> **WHAT IS EXPECTED**: Copy every line of the records below that holds the word "type".

> **INPUT**:
* start *

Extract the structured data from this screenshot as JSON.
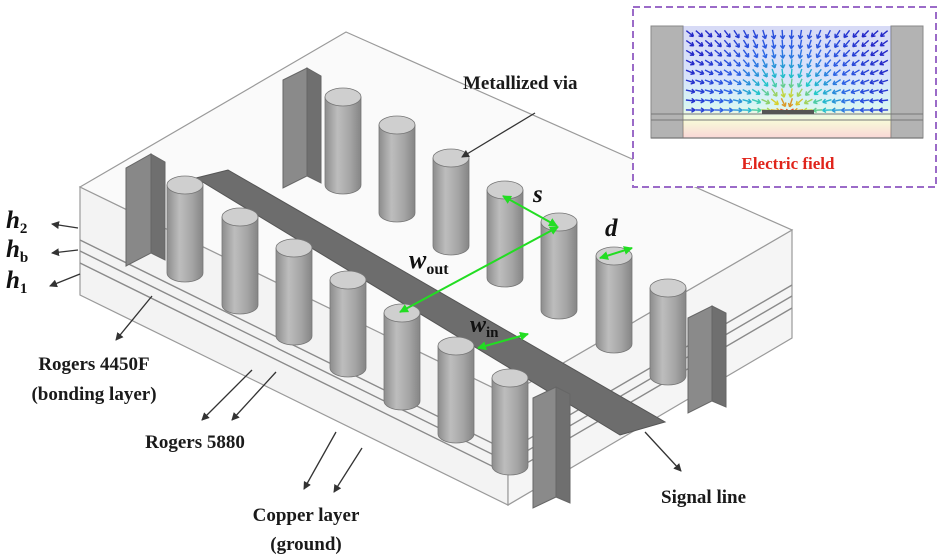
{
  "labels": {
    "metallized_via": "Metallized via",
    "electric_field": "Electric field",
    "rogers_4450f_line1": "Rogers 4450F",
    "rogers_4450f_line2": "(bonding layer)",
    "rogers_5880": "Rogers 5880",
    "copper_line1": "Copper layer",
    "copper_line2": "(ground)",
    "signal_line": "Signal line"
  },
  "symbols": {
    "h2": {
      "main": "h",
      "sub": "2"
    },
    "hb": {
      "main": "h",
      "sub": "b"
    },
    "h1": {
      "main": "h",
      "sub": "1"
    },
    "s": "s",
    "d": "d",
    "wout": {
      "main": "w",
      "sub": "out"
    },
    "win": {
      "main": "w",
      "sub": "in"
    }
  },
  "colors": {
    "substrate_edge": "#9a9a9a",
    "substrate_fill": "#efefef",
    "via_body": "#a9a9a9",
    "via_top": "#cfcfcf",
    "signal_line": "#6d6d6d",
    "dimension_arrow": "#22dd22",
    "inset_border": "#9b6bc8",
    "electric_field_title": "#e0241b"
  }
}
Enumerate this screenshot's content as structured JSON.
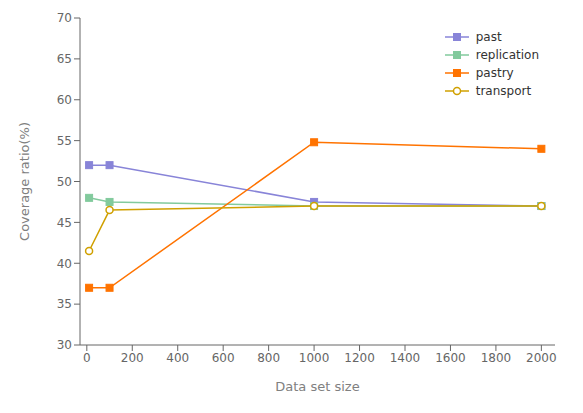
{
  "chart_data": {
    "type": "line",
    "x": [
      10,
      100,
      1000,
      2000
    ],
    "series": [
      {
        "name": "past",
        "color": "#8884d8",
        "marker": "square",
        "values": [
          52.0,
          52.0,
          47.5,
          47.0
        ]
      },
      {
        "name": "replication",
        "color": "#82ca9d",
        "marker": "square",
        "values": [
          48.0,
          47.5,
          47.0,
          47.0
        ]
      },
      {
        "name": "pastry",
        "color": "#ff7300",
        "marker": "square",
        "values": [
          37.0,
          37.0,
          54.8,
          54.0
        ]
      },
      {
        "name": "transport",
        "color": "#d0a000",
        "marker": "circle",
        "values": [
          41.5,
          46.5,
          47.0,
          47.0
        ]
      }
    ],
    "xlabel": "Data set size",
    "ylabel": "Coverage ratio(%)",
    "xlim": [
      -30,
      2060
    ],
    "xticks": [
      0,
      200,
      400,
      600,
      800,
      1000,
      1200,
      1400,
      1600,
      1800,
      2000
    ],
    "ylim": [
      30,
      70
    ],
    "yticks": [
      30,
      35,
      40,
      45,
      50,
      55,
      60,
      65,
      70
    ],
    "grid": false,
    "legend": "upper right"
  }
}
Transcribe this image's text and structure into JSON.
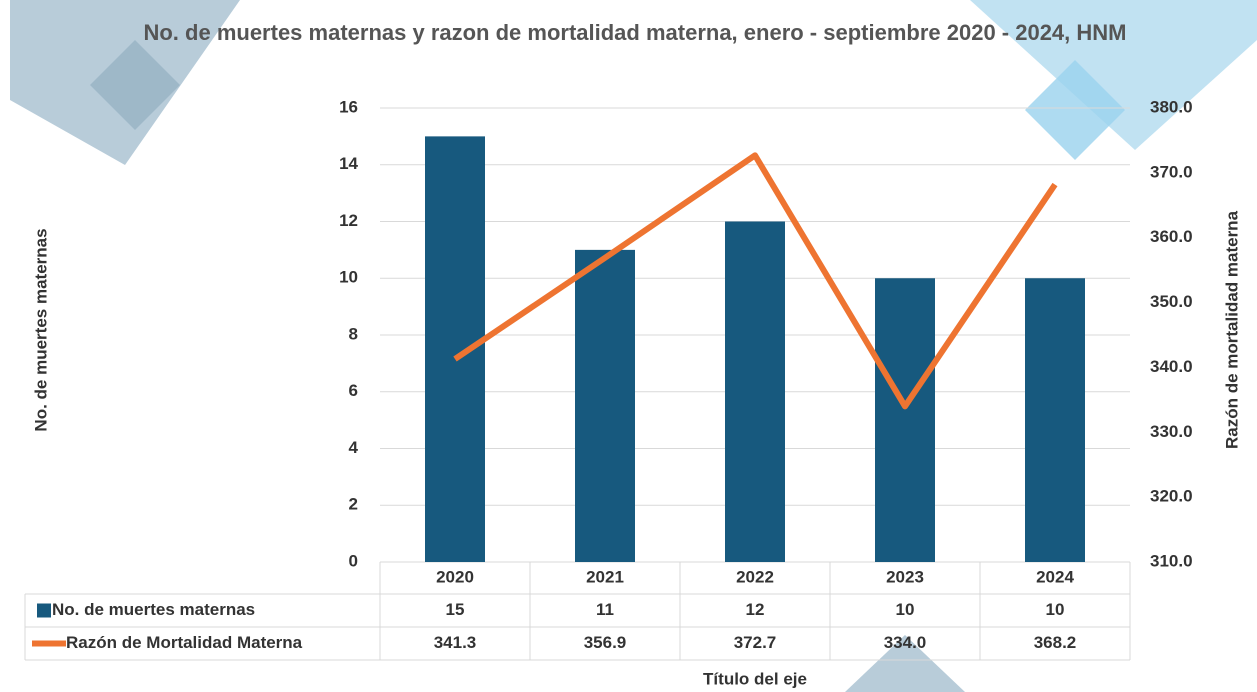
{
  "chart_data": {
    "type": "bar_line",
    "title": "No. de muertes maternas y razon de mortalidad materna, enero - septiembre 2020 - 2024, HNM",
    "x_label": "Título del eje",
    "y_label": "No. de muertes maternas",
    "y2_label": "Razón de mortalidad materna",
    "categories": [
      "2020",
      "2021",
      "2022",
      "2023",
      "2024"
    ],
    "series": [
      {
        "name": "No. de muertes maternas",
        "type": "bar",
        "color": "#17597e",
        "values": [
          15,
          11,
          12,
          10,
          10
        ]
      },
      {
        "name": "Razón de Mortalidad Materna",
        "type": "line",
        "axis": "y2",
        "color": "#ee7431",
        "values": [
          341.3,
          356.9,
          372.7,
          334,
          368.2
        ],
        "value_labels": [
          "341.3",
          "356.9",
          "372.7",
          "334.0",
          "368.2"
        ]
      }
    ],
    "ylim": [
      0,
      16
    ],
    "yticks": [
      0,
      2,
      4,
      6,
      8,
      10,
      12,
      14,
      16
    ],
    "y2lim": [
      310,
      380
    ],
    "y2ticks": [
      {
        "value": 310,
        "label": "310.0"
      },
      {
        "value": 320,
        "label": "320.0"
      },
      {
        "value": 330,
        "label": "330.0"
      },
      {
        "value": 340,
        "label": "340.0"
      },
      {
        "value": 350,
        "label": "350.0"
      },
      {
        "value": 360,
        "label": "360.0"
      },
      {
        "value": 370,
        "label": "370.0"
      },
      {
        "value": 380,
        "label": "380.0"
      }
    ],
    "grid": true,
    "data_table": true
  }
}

* end *

> **OUTPUT BELOW**:
    "type": "line",
    "type": "bar_line",
        "type": "bar",
        "type": "line",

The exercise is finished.